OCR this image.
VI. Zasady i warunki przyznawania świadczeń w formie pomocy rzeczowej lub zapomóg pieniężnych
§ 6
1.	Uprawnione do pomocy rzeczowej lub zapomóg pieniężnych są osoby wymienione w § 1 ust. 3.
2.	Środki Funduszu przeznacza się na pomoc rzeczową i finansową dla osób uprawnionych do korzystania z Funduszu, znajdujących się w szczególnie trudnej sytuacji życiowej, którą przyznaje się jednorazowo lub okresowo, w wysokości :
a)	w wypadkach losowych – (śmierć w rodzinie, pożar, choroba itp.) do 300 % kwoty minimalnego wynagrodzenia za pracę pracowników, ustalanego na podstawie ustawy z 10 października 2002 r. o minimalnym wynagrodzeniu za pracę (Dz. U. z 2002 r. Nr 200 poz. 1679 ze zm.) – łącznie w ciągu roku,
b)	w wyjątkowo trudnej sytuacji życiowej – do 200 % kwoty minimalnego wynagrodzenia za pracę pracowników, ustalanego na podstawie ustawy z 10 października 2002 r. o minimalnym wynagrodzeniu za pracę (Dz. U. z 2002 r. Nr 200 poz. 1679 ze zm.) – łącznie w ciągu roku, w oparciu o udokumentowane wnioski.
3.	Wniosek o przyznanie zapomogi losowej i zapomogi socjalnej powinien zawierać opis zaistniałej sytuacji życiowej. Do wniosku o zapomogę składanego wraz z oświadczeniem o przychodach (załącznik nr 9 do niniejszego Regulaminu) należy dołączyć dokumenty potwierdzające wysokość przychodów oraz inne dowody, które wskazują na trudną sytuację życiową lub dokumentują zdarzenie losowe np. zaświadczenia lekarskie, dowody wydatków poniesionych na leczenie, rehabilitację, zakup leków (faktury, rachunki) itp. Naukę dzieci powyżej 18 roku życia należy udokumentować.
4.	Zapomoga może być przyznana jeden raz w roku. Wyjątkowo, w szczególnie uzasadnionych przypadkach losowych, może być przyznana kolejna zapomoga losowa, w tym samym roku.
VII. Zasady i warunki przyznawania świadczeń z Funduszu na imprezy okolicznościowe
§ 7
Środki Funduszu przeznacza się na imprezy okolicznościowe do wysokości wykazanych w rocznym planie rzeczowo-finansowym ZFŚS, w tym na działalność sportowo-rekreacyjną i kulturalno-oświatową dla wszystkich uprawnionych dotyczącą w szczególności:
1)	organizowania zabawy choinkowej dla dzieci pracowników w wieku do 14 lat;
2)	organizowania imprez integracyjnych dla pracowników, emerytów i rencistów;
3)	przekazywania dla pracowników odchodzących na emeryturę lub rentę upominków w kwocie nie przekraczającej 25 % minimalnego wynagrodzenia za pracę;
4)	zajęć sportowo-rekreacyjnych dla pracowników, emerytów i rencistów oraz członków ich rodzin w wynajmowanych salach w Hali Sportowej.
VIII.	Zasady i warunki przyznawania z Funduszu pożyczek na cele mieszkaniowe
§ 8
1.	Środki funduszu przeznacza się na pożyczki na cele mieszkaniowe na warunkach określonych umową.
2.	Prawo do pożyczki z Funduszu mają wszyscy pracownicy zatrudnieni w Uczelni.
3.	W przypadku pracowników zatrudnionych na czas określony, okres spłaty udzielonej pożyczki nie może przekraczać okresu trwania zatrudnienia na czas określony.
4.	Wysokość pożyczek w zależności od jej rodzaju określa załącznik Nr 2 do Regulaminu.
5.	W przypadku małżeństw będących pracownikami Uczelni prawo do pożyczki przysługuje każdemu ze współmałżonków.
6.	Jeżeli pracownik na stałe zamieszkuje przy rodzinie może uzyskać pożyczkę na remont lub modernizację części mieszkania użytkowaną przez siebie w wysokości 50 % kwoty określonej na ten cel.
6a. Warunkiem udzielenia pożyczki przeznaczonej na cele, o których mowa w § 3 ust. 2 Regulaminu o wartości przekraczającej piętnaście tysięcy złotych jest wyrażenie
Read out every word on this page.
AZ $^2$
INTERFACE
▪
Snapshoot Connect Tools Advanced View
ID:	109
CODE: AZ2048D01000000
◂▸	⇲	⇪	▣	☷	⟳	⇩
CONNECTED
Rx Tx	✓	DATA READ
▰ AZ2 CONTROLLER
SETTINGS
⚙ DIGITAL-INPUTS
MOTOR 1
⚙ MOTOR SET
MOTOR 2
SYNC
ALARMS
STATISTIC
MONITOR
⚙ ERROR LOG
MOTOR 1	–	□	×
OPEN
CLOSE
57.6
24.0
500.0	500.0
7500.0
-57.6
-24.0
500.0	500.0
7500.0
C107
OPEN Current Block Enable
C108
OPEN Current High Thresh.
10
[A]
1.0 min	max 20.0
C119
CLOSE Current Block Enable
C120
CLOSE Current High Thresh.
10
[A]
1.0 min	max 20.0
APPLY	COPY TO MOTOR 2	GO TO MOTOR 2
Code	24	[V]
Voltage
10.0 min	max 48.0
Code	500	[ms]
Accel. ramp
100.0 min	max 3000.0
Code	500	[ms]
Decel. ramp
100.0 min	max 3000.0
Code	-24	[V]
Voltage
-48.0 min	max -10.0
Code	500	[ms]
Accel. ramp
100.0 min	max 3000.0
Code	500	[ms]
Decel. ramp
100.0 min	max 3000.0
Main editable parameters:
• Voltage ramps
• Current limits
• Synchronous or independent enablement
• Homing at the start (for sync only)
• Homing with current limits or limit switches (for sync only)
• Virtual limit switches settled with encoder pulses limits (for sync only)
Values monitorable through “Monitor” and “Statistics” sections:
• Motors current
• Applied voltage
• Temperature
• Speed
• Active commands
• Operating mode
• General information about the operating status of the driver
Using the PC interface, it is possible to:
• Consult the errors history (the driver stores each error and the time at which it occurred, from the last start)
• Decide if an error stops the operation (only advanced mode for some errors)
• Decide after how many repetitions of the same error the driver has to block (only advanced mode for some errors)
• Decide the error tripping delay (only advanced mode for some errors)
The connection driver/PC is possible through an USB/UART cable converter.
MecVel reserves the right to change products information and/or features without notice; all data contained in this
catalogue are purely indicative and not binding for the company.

-----

■ What you should do
Report only the count of lines that include the string "errors".

■ Final answer
4